→ **Input records**:
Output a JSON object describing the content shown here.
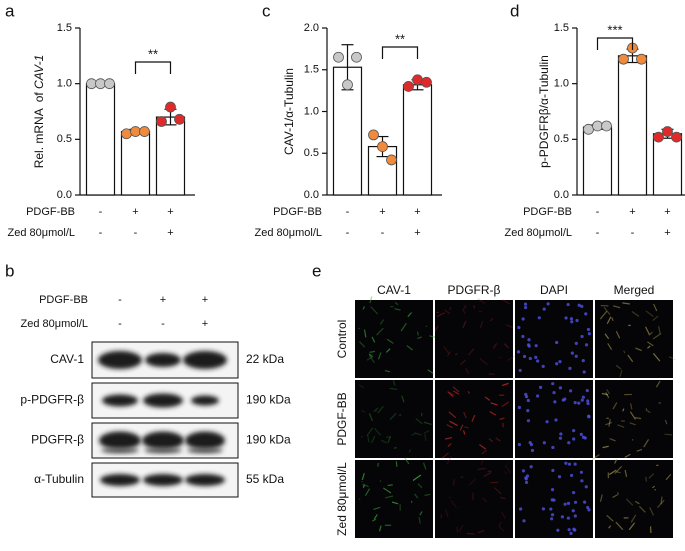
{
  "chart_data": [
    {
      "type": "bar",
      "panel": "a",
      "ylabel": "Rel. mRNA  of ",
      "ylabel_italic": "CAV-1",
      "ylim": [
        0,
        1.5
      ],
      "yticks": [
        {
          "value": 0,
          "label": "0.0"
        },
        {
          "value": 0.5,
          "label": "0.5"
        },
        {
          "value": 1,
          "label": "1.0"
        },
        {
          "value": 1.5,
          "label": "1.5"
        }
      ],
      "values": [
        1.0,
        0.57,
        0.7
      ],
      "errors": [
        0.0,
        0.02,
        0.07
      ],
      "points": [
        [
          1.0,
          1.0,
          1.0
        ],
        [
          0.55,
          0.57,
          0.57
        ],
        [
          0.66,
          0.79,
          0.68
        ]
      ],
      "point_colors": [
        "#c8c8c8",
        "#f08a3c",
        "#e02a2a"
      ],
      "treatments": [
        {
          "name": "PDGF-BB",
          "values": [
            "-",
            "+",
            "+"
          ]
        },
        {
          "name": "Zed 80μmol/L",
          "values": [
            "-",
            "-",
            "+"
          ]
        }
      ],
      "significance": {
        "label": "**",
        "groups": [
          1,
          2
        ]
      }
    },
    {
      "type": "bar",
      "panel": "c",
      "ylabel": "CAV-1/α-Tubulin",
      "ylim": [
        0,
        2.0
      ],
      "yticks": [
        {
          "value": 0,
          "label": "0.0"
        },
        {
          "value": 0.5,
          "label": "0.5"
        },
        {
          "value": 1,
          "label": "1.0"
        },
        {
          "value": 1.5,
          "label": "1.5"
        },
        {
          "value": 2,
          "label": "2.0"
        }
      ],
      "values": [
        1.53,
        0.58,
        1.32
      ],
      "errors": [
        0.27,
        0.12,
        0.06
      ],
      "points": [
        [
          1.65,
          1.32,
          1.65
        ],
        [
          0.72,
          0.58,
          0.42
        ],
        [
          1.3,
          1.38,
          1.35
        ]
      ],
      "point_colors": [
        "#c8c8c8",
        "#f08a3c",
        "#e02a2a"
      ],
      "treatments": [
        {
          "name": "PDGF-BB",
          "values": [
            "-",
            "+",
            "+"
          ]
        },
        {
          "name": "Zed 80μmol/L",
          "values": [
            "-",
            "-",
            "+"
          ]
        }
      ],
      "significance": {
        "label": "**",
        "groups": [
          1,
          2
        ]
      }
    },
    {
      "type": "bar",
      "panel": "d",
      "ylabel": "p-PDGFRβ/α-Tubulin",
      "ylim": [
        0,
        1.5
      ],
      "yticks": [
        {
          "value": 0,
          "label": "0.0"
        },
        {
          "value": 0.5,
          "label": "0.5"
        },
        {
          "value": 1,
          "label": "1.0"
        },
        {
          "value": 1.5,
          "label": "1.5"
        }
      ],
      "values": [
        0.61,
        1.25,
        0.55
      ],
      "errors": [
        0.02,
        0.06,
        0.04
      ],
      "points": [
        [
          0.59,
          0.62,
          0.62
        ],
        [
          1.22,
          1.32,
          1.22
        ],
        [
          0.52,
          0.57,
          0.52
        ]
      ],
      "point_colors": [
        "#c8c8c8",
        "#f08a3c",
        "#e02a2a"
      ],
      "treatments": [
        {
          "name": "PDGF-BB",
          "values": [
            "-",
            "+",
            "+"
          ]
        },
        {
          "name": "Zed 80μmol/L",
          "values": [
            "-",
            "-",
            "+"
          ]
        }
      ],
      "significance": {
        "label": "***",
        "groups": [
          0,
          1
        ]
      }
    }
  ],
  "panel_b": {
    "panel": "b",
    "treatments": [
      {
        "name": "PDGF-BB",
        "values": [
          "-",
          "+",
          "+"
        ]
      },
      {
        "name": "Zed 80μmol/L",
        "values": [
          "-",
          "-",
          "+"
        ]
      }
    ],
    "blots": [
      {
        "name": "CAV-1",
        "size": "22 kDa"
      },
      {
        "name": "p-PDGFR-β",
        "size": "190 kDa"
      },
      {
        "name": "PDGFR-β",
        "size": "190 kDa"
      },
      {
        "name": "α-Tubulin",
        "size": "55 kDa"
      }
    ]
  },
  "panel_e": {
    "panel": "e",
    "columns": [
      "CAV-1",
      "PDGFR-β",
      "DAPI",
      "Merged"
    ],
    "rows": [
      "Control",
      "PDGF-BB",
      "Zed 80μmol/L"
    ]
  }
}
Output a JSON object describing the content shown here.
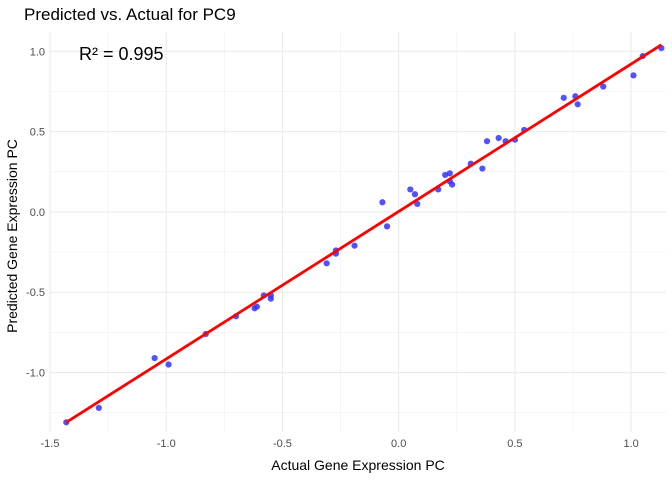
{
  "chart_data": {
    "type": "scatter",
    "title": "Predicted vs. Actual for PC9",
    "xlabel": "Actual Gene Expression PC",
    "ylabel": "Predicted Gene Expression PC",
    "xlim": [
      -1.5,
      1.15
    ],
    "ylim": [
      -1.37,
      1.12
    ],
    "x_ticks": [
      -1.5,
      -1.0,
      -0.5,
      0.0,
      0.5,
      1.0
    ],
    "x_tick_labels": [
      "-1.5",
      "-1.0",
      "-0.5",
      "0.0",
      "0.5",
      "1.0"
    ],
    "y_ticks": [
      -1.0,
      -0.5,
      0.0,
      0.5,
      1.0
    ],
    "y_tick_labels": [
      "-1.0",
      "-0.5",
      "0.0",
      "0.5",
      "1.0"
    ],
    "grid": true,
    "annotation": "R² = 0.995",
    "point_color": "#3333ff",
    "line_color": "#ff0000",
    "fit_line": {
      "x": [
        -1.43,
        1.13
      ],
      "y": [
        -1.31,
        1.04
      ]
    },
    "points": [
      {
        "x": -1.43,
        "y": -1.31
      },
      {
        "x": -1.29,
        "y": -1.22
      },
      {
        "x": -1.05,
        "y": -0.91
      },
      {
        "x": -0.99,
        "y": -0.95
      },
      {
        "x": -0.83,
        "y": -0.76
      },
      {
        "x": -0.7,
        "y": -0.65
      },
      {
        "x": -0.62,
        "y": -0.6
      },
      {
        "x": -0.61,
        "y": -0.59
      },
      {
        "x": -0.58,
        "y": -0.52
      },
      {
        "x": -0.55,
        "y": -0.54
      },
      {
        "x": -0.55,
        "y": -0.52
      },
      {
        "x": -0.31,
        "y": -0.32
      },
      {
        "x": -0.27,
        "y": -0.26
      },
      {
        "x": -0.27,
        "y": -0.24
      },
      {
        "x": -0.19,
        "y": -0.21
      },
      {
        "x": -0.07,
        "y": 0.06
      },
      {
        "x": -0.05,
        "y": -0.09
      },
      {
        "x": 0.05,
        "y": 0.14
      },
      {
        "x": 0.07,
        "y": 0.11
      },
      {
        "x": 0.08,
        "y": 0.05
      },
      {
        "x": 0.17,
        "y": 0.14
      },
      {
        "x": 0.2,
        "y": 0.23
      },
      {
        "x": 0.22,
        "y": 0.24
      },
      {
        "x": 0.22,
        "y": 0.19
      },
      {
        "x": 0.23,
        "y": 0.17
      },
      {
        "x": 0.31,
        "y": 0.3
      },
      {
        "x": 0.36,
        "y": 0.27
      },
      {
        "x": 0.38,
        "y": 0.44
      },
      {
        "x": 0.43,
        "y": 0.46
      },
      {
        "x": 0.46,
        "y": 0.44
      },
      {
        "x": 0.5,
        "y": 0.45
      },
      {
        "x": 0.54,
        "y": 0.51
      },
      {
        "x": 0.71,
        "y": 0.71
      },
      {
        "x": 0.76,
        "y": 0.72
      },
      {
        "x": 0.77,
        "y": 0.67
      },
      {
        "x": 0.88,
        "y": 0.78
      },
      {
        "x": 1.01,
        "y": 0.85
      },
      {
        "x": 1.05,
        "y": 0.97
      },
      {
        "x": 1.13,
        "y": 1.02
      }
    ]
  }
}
---
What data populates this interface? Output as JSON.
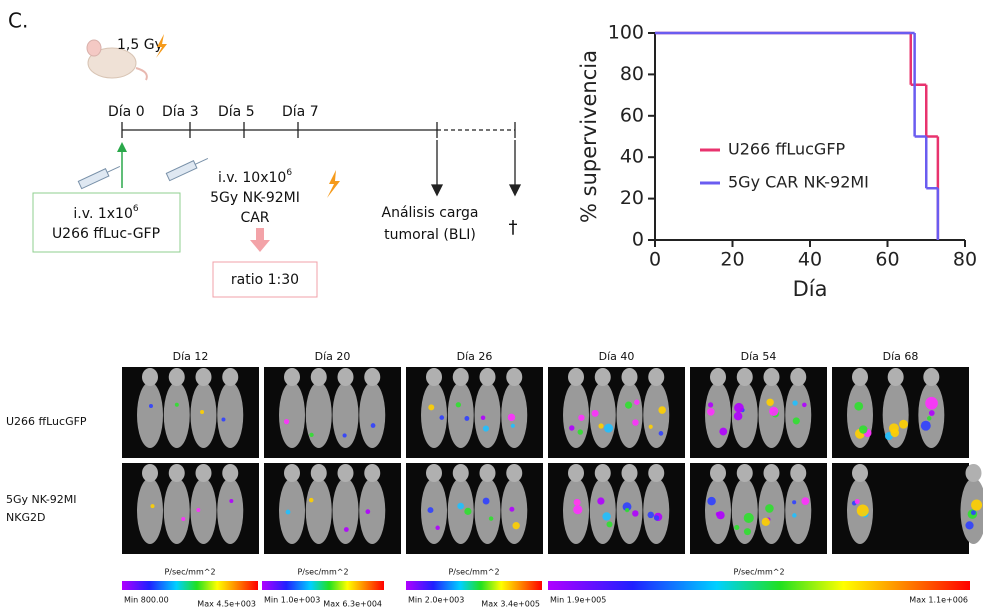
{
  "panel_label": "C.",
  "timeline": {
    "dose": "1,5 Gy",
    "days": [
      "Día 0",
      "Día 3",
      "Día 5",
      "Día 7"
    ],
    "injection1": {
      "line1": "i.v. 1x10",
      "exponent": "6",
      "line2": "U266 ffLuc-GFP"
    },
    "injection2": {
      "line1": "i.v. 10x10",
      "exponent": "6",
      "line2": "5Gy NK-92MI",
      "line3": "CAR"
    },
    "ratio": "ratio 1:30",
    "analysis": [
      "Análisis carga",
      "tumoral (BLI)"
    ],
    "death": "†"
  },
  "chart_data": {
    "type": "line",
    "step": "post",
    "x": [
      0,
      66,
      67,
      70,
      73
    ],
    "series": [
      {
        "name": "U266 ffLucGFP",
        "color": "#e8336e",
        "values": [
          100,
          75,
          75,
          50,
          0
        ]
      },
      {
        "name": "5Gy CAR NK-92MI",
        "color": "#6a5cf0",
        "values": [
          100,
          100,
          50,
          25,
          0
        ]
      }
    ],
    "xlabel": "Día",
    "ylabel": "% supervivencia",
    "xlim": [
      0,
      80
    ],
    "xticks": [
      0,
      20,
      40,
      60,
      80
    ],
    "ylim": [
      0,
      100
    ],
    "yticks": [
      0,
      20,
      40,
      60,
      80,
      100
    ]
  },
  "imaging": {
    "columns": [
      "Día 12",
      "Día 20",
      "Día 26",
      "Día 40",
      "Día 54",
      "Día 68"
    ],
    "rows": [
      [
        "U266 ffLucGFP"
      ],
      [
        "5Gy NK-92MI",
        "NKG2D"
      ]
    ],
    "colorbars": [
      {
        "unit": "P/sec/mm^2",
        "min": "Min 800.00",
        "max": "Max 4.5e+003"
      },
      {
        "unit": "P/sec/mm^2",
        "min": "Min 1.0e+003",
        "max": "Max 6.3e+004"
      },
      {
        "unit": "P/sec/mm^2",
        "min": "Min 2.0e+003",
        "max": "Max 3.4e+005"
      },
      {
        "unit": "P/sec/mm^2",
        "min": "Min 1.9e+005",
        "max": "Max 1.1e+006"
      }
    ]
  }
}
* * *
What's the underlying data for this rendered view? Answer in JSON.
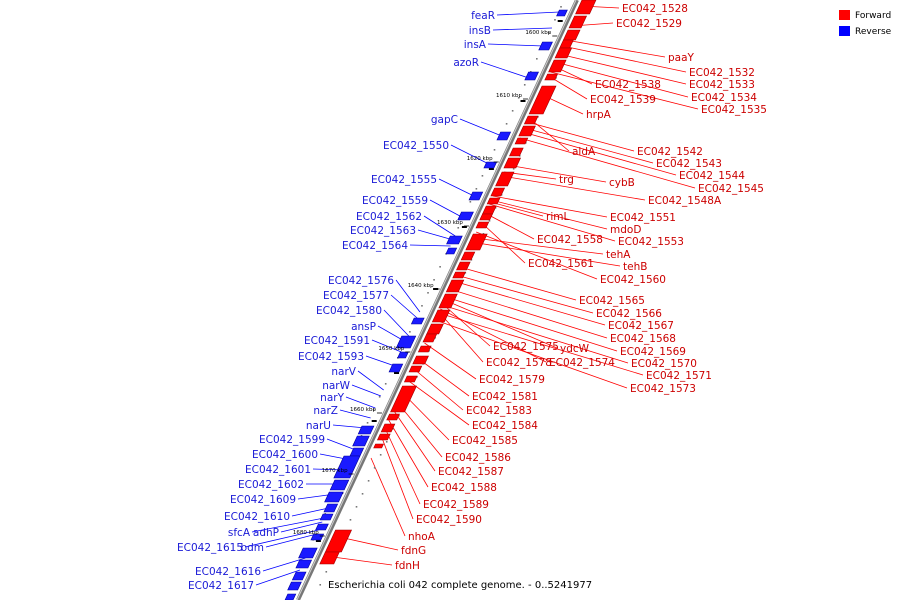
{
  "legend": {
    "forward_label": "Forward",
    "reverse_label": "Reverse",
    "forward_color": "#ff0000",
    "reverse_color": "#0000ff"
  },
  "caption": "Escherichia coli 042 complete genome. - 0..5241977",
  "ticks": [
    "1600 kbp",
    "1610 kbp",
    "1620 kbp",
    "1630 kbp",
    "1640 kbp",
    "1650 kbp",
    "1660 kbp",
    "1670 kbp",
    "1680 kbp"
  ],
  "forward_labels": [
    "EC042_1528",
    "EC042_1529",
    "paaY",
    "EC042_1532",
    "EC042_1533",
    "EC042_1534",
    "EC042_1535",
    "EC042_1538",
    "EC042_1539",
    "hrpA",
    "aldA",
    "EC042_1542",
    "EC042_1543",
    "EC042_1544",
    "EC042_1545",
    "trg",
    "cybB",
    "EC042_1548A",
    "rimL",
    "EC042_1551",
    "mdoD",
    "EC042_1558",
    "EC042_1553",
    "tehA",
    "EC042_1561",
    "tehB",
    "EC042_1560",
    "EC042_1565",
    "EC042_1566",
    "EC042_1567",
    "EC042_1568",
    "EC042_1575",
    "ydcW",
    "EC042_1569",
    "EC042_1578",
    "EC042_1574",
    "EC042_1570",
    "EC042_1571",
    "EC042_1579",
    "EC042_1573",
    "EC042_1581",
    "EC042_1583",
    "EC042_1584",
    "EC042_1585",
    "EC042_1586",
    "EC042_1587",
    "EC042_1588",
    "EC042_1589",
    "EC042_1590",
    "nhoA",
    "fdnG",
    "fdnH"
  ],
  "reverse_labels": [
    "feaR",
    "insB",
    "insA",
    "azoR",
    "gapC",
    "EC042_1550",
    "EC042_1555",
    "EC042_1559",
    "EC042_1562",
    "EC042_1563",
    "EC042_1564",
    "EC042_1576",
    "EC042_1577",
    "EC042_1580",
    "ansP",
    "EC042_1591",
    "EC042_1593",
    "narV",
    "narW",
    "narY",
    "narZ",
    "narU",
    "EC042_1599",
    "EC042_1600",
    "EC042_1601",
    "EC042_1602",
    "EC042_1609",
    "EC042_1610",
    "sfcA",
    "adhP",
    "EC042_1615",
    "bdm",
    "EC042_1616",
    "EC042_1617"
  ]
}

→ **What you should do**: Scan the data above for the word "Actual", then copy every line that holds it.

→ **Result of this exercise**:
    "title": "Predicted vs. Actual for PC9",
    "xlabel": "Actual Gene Expression PC",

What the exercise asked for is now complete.